-- BEGIN DATA PROVIDED --
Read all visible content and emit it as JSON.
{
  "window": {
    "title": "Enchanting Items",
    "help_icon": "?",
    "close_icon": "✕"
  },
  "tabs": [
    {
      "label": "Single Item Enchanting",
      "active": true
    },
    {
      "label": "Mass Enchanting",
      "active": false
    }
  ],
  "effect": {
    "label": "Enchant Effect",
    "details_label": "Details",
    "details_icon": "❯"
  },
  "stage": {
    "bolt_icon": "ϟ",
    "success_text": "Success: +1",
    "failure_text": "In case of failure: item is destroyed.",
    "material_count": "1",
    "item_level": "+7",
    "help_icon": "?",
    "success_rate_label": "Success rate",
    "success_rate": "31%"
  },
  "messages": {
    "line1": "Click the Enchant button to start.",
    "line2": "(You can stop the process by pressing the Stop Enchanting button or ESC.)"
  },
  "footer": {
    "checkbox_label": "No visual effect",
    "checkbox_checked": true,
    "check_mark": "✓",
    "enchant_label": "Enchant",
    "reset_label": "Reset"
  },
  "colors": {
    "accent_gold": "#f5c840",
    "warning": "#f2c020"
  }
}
-- END DATA PROVIDED --
PROBLEM DESCRIPTION: Read through the entries and copy every line that includes "Enchanting".

RESPONSE TO THIS EXERCISE:
    "title": "Enchanting Items",
      "label": "Single Item Enchanting",
      "label": "Mass Enchanting",
    "line2": "(You can stop the process by pressing the Stop Enchanting button or ESC.)"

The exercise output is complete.